**What you have to do:** Quote the listing below in its entirety.

(Data listing)
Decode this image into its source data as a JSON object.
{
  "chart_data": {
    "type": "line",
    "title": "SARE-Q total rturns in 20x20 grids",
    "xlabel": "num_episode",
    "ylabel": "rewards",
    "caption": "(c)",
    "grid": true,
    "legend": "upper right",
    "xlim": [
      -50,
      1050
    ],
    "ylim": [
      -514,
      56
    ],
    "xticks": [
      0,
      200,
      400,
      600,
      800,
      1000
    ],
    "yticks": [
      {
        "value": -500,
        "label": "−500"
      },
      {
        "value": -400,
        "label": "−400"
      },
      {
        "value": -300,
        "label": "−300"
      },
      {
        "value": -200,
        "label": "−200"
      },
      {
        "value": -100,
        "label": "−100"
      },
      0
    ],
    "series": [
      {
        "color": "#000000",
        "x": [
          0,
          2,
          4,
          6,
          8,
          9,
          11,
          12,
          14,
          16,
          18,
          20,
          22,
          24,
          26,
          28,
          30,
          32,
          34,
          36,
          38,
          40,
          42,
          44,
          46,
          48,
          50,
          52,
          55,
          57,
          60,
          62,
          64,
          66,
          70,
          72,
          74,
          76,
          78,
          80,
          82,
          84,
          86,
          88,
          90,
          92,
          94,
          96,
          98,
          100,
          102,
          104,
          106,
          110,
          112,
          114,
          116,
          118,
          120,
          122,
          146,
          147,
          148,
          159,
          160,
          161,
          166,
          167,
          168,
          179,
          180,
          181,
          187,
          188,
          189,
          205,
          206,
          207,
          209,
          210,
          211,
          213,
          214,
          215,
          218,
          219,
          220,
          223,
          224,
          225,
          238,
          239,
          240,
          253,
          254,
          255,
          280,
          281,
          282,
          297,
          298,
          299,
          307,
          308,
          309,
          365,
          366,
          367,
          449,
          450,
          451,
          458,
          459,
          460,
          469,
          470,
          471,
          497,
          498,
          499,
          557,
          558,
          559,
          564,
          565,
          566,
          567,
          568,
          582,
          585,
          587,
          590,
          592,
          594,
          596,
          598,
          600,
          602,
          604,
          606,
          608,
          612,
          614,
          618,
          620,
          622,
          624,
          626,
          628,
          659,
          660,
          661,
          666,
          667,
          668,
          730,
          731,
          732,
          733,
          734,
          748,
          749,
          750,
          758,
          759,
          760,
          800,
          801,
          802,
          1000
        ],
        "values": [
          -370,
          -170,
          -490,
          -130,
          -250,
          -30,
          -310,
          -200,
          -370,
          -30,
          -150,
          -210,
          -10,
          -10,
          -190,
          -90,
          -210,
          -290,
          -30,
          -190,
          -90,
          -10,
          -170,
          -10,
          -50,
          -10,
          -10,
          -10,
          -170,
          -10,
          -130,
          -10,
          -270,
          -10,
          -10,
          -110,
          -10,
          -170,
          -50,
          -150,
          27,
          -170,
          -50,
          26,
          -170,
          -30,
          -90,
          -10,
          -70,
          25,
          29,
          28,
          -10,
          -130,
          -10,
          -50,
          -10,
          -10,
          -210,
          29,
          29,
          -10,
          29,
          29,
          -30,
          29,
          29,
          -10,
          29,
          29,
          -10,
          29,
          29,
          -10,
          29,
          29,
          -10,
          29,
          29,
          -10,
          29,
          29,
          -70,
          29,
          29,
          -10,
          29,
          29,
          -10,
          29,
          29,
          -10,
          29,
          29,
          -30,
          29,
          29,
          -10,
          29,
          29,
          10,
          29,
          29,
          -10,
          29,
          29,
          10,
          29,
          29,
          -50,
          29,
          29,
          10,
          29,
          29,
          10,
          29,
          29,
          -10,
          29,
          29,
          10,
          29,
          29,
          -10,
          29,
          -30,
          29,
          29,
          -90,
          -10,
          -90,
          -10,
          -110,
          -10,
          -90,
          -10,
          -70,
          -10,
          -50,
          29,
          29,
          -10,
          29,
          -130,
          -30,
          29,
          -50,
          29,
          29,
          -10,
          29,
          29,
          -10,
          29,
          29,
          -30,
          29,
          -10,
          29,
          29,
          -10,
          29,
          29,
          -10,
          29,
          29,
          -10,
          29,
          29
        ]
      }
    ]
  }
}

**Response:**
Decode this image into its source data as a JSON object.
{
  "chart_data": {
    "type": "line",
    "title": "SARE-Q total rturns in 20x20 grids",
    "xlabel": "num_episode",
    "ylabel": "rewards",
    "caption": "(c)",
    "grid": true,
    "legend": "upper right",
    "xlim": [
      -50,
      1050
    ],
    "ylim": [
      -514,
      56
    ],
    "xticks": [
      0,
      200,
      400,
      600,
      800,
      1000
    ],
    "yticks": [
      {
        "value": -500,
        "label": "−500"
      },
      {
        "value": -400,
        "label": "−400"
      },
      {
        "value": -300,
        "label": "−300"
      },
      {
        "value": -200,
        "label": "−200"
      },
      {
        "value": -100,
        "label": "−100"
      },
      0
    ],
    "series": [
      {
        "color": "#000000",
        "x": [
          0,
          2,
          4,
          6,
          8,
          9,
          11,
          12,
          14,
          16,
          18,
          20,
          22,
          24,
          26,
          28,
          30,
          32,
          34,
          36,
          38,
          40,
          42,
          44,
          46,
          48,
          50,
          52,
          55,
          57,
          60,
          62,
          64,
          66,
          70,
          72,
          74,
          76,
          78,
          80,
          82,
          84,
          86,
          88,
          90,
          92,
          94,
          96,
          98,
          100,
          102,
          104,
          106,
          110,
          112,
          114,
          116,
          118,
          120,
          122,
          146,
          147,
          148,
          159,
          160,
          161,
          166,
          167,
          168,
          179,
          180,
          181,
          187,
          188,
          189,
          205,
          206,
          207,
          209,
          210,
          211,
          213,
          214,
          215,
          218,
          219,
          220,
          223,
          224,
          225,
          238,
          239,
          240,
          253,
          254,
          255,
          280,
          281,
          282,
          297,
          298,
          299,
          307,
          308,
          309,
          365,
          366,
          367,
          449,
          450,
          451,
          458,
          459,
          460,
          469,
          470,
          471,
          497,
          498,
          499,
          557,
          558,
          559,
          564,
          565,
          566,
          567,
          568,
          582,
          585,
          587,
          590,
          592,
          594,
          596,
          598,
          600,
          602,
          604,
          606,
          608,
          612,
          614,
          618,
          620,
          622,
          624,
          626,
          628,
          659,
          660,
          661,
          666,
          667,
          668,
          730,
          731,
          732,
          733,
          734,
          748,
          749,
          750,
          758,
          759,
          760,
          800,
          801,
          802,
          1000
        ],
        "values": [
          -370,
          -170,
          -490,
          -130,
          -250,
          -30,
          -310,
          -200,
          -370,
          -30,
          -150,
          -210,
          -10,
          -10,
          -190,
          -90,
          -210,
          -290,
          -30,
          -190,
          -90,
          -10,
          -170,
          -10,
          -50,
          -10,
          -10,
          -10,
          -170,
          -10,
          -130,
          -10,
          -270,
          -10,
          -10,
          -110,
          -10,
          -170,
          -50,
          -150,
          27,
          -170,
          -50,
          26,
          -170,
          -30,
          -90,
          -10,
          -70,
          25,
          29,
          28,
          -10,
          -130,
          -10,
          -50,
          -10,
          -10,
          -210,
          29,
          29,
          -10,
          29,
          29,
          -30,
          29,
          29,
          -10,
          29,
          29,
          -10,
          29,
          29,
          -10,
          29,
          29,
          -10,
          29,
          29,
          -10,
          29,
          29,
          -70,
          29,
          29,
          -10,
          29,
          29,
          -10,
          29,
          29,
          -10,
          29,
          29,
          -30,
          29,
          29,
          -10,
          29,
          29,
          10,
          29,
          29,
          -10,
          29,
          29,
          10,
          29,
          29,
          -50,
          29,
          29,
          10,
          29,
          29,
          10,
          29,
          29,
          -10,
          29,
          29,
          10,
          29,
          29,
          -10,
          29,
          -30,
          29,
          29,
          -90,
          -10,
          -90,
          -10,
          -110,
          -10,
          -90,
          -10,
          -70,
          -10,
          -50,
          29,
          29,
          -10,
          29,
          -130,
          -30,
          29,
          -50,
          29,
          29,
          -10,
          29,
          29,
          -10,
          29,
          29,
          -30,
          29,
          -10,
          29,
          29,
          -10,
          29,
          29,
          -10,
          29,
          29,
          -10,
          29,
          29
        ]
      }
    ]
  }
}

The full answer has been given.